**What you should do**
In the material below, find each line holding the string "TradingView" and copy it.

**Stored rows**
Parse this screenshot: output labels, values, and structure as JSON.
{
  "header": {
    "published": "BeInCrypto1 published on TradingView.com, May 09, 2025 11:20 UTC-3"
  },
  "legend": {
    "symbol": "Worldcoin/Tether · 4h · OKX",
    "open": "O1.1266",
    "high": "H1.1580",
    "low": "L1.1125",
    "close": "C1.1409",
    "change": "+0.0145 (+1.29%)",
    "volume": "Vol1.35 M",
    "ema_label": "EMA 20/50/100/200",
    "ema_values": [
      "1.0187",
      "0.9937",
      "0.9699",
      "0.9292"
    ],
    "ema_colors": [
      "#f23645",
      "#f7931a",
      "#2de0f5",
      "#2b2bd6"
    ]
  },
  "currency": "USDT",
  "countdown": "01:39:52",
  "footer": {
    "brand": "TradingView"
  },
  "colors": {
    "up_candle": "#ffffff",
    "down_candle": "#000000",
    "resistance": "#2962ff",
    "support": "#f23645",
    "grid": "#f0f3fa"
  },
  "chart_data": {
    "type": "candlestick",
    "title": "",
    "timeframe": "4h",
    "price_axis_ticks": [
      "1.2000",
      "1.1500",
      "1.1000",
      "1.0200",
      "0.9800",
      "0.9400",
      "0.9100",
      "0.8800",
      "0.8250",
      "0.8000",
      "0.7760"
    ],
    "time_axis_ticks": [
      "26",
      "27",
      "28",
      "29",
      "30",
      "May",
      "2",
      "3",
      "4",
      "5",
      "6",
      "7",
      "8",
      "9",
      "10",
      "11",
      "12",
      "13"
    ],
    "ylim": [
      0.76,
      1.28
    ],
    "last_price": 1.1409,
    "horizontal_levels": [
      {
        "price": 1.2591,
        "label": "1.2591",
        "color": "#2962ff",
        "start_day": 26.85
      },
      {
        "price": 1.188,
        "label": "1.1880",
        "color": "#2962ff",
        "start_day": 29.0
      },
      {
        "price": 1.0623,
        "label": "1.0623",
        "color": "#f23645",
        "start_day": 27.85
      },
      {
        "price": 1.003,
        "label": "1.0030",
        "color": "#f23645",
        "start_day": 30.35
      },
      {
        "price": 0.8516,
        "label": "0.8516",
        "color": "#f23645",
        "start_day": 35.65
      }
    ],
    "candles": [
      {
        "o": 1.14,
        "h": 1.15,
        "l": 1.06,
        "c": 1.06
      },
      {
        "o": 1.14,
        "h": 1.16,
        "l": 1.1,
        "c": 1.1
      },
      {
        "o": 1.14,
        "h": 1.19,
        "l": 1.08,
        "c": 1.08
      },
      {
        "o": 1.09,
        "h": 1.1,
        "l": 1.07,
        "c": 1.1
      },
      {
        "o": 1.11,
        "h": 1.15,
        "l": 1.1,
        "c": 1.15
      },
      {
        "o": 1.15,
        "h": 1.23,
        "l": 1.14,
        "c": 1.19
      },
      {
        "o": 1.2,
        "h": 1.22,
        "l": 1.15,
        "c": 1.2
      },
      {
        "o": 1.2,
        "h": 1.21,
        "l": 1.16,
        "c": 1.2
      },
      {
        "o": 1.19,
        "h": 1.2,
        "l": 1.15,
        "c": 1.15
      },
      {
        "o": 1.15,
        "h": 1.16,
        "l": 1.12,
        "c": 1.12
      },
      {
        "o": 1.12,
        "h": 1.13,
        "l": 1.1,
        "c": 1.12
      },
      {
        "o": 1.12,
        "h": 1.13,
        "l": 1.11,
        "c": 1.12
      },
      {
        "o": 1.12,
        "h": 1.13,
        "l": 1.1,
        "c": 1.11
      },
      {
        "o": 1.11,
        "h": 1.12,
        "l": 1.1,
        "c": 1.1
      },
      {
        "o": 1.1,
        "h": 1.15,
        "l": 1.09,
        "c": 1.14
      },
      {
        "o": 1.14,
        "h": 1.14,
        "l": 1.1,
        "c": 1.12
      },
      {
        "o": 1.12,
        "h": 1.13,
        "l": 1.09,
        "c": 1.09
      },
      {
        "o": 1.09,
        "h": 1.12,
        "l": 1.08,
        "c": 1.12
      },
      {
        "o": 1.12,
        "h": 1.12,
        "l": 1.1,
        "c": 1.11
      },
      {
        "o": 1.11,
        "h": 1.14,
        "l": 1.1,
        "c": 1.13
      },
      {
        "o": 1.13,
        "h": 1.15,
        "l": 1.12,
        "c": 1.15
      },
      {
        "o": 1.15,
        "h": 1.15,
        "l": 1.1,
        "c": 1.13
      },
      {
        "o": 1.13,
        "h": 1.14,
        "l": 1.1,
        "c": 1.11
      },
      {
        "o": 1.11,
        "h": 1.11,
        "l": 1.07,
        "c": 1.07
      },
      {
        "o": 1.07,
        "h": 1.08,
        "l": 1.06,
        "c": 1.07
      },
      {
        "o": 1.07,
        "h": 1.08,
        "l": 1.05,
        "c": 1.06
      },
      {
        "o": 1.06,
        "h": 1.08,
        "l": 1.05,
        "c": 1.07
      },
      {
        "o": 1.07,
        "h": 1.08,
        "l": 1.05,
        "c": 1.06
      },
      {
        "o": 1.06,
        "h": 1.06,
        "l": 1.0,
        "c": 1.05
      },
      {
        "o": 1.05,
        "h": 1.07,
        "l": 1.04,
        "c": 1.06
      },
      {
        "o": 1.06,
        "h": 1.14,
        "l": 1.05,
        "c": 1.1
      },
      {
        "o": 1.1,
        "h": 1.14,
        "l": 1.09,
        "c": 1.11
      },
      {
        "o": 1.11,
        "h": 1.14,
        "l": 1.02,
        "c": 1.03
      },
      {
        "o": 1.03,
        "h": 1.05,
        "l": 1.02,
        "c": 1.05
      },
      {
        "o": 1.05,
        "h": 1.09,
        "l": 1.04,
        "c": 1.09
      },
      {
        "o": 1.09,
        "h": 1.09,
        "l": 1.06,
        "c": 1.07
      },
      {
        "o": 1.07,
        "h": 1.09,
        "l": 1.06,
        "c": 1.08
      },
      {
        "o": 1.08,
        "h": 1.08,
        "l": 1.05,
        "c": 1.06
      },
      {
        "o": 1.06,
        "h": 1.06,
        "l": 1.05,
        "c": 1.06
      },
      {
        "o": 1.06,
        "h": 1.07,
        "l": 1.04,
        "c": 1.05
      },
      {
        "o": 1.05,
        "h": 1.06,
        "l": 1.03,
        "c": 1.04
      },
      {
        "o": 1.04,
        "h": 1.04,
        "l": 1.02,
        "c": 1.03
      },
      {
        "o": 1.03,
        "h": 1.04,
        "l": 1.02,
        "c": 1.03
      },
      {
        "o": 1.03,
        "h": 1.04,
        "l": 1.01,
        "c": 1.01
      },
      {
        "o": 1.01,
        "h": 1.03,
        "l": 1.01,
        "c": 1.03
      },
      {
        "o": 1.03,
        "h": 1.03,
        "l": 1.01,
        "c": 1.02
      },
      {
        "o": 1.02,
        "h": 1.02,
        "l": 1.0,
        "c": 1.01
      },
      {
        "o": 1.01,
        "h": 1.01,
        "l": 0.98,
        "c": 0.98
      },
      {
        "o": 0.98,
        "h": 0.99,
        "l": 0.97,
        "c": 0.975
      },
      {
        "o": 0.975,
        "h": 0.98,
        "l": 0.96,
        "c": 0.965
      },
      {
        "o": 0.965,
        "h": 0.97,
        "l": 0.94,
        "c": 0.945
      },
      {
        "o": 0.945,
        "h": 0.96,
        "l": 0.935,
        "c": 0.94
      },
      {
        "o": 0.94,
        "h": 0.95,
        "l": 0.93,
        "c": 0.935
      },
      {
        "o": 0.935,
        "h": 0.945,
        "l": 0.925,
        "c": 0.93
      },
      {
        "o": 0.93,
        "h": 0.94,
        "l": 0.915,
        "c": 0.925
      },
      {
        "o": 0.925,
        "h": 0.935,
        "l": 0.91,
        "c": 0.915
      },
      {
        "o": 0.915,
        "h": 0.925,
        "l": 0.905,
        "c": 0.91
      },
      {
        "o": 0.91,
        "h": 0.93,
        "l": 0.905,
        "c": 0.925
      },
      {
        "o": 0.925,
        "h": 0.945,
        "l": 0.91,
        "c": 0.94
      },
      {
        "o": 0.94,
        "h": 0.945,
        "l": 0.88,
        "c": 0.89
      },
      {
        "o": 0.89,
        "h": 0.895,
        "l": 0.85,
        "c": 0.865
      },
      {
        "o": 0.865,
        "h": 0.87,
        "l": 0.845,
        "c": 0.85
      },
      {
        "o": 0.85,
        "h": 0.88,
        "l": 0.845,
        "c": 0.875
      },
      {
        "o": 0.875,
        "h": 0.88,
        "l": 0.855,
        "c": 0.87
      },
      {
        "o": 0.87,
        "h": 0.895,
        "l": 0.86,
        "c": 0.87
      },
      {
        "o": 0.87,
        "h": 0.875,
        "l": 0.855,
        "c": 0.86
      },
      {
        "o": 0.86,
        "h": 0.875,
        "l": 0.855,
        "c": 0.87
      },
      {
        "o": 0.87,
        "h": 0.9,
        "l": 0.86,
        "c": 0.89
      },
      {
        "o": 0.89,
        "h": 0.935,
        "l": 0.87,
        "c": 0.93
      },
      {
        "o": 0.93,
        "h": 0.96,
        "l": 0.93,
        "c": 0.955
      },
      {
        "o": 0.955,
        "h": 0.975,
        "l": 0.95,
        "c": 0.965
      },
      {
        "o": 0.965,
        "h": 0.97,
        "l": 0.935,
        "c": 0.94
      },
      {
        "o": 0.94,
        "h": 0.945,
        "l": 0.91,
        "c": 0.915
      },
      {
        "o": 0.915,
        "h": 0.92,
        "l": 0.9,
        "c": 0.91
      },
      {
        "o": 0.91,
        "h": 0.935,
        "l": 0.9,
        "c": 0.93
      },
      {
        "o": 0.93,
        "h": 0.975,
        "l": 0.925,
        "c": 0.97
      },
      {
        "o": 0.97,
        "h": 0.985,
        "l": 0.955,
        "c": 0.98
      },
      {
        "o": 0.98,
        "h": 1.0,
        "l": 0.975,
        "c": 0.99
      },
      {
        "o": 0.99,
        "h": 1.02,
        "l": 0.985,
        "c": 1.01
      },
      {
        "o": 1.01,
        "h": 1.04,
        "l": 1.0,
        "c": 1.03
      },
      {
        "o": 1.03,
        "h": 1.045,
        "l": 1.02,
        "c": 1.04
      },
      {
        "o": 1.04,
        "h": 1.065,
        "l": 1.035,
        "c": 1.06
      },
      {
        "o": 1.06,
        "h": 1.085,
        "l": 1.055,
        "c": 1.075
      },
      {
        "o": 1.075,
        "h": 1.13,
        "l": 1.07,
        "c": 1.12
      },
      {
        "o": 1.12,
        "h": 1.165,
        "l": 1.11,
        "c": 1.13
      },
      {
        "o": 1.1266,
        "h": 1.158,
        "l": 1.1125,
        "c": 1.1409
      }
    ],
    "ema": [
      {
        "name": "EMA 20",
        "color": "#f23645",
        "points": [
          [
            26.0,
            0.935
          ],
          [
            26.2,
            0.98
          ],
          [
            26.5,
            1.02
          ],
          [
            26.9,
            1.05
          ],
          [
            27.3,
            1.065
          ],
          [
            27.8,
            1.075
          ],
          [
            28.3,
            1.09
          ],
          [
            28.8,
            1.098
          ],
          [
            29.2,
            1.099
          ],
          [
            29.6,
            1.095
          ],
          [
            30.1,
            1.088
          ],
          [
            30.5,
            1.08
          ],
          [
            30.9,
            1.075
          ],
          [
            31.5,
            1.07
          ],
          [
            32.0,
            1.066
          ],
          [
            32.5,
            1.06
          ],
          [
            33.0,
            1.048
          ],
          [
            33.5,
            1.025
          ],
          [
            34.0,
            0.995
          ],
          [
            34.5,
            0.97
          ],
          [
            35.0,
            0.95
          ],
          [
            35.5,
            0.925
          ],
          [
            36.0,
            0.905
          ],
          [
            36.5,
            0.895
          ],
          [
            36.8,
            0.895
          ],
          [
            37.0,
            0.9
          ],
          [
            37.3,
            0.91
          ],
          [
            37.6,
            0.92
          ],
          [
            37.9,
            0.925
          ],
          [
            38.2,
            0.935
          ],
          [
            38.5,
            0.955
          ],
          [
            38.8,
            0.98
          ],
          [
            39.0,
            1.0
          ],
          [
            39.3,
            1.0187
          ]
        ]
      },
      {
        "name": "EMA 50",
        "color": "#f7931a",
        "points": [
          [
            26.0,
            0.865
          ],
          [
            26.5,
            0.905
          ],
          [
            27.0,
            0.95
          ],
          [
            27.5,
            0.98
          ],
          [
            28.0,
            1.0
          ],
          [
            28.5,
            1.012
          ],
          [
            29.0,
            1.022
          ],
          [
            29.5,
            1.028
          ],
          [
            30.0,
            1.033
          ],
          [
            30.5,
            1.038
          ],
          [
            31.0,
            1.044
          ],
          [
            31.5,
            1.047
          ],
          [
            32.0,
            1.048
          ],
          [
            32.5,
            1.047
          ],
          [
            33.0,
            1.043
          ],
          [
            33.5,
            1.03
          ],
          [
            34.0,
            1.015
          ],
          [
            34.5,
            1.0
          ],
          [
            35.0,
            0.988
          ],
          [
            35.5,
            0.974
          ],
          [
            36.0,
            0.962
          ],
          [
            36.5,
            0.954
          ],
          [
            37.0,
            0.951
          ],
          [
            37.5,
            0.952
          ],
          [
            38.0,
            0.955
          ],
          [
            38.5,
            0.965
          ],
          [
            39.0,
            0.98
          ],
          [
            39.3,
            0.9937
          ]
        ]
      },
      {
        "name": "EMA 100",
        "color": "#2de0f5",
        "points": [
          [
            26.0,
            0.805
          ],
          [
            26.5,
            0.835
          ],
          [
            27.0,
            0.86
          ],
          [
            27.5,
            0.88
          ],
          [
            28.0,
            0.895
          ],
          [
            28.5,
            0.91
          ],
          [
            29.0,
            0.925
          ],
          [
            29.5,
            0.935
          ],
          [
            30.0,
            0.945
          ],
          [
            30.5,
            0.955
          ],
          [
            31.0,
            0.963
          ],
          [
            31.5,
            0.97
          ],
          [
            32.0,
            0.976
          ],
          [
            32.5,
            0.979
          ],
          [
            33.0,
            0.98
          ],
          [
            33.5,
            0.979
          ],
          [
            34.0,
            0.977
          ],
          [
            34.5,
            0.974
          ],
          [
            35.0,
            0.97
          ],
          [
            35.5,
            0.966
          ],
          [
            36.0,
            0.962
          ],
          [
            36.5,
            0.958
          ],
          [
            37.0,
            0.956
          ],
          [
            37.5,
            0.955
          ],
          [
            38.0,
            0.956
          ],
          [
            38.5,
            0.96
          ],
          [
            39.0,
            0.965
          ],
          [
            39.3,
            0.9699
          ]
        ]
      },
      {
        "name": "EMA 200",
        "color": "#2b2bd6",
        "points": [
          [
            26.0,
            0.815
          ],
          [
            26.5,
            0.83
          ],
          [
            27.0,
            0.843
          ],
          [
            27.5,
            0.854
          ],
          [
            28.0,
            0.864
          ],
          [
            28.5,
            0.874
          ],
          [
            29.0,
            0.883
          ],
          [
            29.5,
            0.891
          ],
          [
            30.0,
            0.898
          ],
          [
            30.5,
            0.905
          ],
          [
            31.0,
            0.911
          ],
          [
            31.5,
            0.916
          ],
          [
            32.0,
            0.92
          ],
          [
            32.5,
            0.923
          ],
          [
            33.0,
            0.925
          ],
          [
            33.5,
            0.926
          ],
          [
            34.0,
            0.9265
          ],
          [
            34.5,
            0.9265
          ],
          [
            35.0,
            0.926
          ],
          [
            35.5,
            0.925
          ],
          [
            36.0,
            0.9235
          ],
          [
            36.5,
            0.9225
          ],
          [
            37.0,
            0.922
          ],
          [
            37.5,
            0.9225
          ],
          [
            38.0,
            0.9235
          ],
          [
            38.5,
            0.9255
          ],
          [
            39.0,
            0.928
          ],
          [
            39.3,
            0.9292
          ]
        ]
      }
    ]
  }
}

**Complete answer**
    "published": "BeInCrypto1 published on TradingView.com, May 09, 2025 11:20 UTC-3"
    "brand": "TradingView"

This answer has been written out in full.